►

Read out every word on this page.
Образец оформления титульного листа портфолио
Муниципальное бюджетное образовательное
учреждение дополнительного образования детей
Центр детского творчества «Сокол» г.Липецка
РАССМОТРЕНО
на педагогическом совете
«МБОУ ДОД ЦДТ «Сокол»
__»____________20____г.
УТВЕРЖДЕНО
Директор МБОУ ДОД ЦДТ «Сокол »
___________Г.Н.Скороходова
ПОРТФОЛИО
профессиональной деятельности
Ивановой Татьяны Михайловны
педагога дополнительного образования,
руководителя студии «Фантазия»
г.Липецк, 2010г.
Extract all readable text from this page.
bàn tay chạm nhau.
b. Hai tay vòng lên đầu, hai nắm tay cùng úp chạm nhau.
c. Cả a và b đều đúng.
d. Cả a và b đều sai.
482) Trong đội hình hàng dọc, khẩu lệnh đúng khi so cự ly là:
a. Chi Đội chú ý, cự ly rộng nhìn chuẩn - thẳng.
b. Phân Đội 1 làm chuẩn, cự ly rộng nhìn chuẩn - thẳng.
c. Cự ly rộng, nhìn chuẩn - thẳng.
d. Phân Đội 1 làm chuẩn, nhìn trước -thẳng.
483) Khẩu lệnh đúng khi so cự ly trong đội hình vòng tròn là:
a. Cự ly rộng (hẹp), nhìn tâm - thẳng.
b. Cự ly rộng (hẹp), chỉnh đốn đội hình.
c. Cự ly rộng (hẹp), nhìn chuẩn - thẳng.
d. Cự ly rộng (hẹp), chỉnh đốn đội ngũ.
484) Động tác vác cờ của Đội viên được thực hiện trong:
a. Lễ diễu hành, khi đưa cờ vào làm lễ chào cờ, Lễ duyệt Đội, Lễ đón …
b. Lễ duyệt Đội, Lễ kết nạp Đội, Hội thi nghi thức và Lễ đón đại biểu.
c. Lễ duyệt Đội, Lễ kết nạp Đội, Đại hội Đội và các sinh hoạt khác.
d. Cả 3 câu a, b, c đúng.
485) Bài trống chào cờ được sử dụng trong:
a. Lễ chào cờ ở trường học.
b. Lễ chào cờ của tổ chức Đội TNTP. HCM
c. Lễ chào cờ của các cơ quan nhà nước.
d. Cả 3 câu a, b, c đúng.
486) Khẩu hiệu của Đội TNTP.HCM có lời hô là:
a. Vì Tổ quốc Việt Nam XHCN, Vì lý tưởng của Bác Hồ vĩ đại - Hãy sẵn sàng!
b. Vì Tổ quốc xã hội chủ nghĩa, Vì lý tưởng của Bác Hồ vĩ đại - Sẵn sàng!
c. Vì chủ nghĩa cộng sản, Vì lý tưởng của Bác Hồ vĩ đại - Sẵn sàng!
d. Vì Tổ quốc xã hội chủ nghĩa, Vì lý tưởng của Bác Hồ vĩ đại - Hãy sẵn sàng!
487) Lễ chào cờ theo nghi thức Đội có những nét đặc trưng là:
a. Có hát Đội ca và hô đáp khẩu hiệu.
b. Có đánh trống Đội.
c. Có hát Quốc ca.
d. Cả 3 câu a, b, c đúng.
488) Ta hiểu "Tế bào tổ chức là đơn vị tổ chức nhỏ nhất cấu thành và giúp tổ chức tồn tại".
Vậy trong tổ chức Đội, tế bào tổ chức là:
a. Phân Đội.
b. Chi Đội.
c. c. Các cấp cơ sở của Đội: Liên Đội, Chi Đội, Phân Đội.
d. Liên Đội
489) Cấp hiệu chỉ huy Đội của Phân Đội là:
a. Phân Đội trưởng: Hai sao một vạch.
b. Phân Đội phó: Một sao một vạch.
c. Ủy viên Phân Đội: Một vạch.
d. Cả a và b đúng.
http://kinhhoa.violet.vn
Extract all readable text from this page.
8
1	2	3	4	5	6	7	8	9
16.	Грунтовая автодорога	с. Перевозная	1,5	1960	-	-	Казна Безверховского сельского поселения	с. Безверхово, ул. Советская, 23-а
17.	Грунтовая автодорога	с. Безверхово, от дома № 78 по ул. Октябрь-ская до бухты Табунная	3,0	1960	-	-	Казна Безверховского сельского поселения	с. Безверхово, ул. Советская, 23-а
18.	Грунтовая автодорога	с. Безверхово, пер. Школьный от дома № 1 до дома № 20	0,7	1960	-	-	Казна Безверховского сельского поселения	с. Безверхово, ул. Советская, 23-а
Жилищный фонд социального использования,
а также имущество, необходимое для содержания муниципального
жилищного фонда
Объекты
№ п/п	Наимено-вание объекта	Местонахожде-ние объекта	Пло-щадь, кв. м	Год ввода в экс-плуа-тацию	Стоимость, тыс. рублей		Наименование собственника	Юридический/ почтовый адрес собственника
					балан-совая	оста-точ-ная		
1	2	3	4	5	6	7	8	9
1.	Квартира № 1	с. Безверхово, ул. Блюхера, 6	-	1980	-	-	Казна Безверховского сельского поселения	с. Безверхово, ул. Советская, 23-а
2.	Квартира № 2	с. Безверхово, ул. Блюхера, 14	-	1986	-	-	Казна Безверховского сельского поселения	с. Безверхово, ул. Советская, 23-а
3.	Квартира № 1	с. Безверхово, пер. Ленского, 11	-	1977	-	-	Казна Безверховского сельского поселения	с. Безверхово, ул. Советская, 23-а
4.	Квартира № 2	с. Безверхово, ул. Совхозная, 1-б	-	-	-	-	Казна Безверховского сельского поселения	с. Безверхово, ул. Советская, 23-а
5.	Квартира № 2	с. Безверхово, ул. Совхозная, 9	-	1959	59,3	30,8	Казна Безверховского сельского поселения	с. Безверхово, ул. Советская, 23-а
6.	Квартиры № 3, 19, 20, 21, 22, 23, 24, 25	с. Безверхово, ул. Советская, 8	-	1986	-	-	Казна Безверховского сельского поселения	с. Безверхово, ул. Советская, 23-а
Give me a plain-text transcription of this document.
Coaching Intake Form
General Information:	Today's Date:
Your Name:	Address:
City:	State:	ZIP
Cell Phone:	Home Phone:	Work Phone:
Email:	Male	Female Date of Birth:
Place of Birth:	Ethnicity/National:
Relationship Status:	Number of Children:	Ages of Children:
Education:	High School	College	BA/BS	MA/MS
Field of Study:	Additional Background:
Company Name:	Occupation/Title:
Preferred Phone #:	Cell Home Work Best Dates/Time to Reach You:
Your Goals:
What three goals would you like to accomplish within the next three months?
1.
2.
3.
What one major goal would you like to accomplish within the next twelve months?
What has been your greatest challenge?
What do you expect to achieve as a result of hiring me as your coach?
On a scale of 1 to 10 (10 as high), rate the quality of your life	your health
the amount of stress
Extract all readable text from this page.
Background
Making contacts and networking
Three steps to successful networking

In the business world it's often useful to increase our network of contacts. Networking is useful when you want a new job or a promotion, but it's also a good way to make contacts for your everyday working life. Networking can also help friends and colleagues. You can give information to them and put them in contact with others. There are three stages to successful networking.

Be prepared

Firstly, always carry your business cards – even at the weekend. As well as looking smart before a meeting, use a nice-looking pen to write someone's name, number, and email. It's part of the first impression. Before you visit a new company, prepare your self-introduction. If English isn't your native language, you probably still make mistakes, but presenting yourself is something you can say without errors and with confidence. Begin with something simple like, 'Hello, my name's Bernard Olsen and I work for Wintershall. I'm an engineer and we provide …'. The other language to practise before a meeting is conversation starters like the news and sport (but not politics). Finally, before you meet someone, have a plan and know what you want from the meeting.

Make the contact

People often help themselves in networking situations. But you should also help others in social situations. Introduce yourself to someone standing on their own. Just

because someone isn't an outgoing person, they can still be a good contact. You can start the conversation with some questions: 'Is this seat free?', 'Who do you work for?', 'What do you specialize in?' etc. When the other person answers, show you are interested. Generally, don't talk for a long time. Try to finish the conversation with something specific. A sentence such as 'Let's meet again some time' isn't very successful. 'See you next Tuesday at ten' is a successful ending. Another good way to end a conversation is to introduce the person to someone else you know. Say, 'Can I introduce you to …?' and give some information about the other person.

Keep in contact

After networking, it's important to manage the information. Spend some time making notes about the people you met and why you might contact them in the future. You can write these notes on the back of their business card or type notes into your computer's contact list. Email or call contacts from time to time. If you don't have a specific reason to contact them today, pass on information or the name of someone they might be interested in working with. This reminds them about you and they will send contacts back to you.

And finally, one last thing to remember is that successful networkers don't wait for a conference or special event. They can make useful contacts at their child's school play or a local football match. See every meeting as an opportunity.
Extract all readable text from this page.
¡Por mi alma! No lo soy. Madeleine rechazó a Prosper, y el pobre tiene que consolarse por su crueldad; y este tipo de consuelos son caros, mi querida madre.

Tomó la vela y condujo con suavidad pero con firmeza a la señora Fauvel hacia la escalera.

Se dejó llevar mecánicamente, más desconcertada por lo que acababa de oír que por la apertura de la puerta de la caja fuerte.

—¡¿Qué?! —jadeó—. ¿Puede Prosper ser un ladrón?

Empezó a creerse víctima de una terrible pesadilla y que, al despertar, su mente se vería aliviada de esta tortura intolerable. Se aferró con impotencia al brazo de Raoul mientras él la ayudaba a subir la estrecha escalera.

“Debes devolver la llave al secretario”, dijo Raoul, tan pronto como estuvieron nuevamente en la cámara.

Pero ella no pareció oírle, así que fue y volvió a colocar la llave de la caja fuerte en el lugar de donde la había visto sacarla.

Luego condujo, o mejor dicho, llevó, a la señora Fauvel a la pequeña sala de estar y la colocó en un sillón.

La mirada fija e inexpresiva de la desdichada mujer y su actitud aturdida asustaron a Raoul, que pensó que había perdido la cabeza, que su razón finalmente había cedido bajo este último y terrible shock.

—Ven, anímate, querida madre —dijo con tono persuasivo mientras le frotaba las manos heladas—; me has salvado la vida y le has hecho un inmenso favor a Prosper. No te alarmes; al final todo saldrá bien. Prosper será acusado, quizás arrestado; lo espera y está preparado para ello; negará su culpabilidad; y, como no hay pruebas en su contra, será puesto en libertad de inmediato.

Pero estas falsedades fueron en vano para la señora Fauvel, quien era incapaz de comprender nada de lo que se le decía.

◄

#### Set problem
Only the number is wanted: how many lines in the entries above contain the string "lệnh"?

#### The response
2